*Goal of the exercise:* Every line of the listing must be reproduced as it stands. Leave the images behind.

*Data listing:*
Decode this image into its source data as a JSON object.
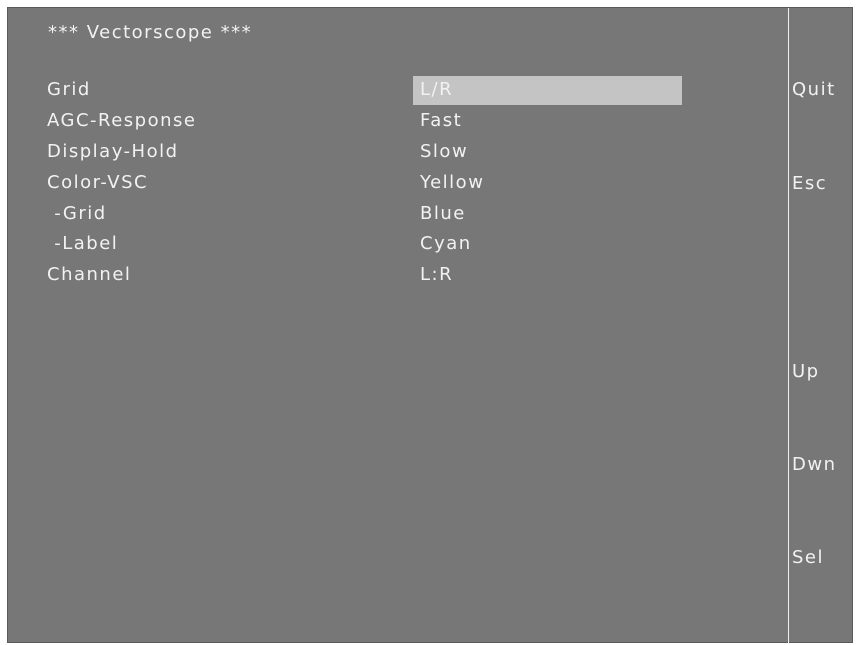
{
  "title": "*** Vectorscope ***",
  "rows": [
    {
      "label": "Grid",
      "value": "L/R"
    },
    {
      "label": "AGC-Response",
      "value": "Fast"
    },
    {
      "label": "Display-Hold",
      "value": "Slow"
    },
    {
      "label": "Color-VSC",
      "value": "Yellow"
    },
    {
      "label": " -Grid",
      "value": "Blue"
    },
    {
      "label": " -Label",
      "value": "Cyan"
    },
    {
      "label": "Channel",
      "value": "L:R"
    }
  ],
  "softkeys": {
    "quit": "Quit",
    "esc": "Esc",
    "up": "Up",
    "down": "Dwn",
    "select": "Sel"
  },
  "colors": {
    "background": "#777777",
    "text": "#f2f2f2",
    "selection": "#c4c4c4"
  }
}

*Full answer:*
Decode this image into its source data as a JSON object.
{
  "title": "*** Vectorscope ***",
  "rows": [
    {
      "label": "Grid",
      "value": "L/R"
    },
    {
      "label": "AGC-Response",
      "value": "Fast"
    },
    {
      "label": "Display-Hold",
      "value": "Slow"
    },
    {
      "label": "Color-VSC",
      "value": "Yellow"
    },
    {
      "label": " -Grid",
      "value": "Blue"
    },
    {
      "label": " -Label",
      "value": "Cyan"
    },
    {
      "label": "Channel",
      "value": "L:R"
    }
  ],
  "softkeys": {
    "quit": "Quit",
    "esc": "Esc",
    "up": "Up",
    "down": "Dwn",
    "select": "Sel"
  },
  "colors": {
    "background": "#777777",
    "text": "#f2f2f2",
    "selection": "#c4c4c4"
  }
}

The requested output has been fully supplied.